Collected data

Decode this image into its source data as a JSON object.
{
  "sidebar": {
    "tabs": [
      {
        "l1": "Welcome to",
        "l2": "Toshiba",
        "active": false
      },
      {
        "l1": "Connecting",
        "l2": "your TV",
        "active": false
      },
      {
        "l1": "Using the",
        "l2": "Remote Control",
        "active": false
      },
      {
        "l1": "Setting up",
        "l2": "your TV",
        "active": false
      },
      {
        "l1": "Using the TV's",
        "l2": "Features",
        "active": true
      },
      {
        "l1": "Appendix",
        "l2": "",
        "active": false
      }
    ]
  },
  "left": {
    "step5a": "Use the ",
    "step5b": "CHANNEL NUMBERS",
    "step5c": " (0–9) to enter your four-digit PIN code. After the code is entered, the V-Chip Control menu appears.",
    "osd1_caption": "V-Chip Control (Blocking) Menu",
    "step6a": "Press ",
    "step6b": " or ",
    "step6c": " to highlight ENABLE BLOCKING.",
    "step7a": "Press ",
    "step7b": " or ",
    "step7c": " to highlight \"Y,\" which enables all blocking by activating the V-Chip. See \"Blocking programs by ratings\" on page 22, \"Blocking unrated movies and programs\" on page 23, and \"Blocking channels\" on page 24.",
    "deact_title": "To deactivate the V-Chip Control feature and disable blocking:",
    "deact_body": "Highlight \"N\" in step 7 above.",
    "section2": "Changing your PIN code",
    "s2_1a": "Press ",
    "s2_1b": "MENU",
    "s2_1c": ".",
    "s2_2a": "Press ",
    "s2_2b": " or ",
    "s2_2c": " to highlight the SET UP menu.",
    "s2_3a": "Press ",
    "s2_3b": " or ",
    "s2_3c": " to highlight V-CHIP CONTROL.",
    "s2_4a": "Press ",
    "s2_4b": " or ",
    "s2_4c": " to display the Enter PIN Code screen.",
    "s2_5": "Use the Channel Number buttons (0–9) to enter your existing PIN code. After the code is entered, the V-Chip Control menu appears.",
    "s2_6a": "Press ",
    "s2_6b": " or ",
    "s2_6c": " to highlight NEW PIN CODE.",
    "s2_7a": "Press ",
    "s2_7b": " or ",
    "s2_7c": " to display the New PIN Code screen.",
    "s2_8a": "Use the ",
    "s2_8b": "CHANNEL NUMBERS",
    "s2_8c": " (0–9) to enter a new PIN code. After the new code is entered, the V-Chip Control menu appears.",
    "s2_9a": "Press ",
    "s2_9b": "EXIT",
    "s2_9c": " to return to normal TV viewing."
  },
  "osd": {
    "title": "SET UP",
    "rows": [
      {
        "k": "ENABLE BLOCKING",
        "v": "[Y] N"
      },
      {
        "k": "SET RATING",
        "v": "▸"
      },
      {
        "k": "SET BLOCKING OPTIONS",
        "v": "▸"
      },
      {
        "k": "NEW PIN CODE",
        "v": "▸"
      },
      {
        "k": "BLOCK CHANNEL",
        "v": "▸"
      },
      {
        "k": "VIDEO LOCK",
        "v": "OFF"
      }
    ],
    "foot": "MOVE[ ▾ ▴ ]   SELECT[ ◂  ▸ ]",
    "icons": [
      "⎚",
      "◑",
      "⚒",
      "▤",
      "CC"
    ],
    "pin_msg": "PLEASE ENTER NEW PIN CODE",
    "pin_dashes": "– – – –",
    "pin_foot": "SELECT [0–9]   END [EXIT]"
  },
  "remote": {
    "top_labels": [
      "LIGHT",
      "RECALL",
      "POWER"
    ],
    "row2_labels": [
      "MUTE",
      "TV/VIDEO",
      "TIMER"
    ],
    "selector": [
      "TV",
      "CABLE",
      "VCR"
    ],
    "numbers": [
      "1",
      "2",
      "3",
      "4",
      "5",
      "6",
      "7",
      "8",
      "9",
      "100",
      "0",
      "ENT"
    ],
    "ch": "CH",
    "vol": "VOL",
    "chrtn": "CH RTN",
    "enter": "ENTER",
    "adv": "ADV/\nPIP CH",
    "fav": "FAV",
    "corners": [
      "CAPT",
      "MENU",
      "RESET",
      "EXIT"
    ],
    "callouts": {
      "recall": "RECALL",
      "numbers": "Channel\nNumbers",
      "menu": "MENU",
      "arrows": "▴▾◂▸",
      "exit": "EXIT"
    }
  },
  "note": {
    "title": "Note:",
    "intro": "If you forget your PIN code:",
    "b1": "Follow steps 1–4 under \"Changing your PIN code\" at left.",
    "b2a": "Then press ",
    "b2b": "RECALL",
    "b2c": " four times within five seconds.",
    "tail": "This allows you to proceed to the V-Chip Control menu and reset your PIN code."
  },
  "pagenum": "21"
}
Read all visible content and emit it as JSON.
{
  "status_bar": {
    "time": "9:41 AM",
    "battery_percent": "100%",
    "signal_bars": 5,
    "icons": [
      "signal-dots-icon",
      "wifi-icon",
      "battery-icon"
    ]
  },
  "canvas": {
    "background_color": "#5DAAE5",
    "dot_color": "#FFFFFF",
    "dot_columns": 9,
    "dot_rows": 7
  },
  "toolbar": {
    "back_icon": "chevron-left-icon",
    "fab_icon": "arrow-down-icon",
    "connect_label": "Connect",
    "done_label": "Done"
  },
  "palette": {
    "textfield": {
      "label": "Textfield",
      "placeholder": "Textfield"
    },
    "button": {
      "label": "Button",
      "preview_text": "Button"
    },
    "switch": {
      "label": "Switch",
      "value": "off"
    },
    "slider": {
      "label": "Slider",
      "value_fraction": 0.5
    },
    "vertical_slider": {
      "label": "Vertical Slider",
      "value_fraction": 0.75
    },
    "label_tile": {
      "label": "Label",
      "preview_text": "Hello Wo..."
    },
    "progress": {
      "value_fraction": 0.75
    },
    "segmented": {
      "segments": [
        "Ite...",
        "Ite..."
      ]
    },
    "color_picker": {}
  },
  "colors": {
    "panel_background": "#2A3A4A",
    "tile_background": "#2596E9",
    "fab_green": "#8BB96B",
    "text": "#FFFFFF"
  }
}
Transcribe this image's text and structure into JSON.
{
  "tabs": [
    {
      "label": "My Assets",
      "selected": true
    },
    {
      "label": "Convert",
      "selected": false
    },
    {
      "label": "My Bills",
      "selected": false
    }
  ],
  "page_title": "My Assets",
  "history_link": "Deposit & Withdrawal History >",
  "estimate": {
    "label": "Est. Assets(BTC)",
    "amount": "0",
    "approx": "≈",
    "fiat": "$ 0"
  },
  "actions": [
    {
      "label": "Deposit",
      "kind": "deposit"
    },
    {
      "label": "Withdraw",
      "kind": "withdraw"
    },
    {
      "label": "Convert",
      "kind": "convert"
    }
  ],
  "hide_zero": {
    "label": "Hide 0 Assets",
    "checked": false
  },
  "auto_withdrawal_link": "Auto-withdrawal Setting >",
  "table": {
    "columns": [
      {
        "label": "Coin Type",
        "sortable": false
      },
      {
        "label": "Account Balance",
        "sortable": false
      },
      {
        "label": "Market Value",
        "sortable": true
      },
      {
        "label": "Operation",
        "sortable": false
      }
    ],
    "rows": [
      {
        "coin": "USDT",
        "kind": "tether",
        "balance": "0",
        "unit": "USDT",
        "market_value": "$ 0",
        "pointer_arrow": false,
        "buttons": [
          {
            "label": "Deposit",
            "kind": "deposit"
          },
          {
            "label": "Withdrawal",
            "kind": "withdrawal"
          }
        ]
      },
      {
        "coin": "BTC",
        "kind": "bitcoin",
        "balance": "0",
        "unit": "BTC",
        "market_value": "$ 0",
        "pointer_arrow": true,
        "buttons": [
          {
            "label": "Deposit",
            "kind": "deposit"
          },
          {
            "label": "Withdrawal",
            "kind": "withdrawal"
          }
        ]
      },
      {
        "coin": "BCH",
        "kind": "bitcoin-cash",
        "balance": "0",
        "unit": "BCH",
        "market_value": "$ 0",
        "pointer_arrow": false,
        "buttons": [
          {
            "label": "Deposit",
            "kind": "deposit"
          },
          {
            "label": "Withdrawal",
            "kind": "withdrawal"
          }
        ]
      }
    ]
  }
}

◆ Work instructions: Where a line in the material contains "Assets", copy that line.

◆ Solution:
      "label": "My Assets",
  "page_title": "My Assets",
    "label": "Est. Assets(BTC)",
    "label": "Hide 0 Assets",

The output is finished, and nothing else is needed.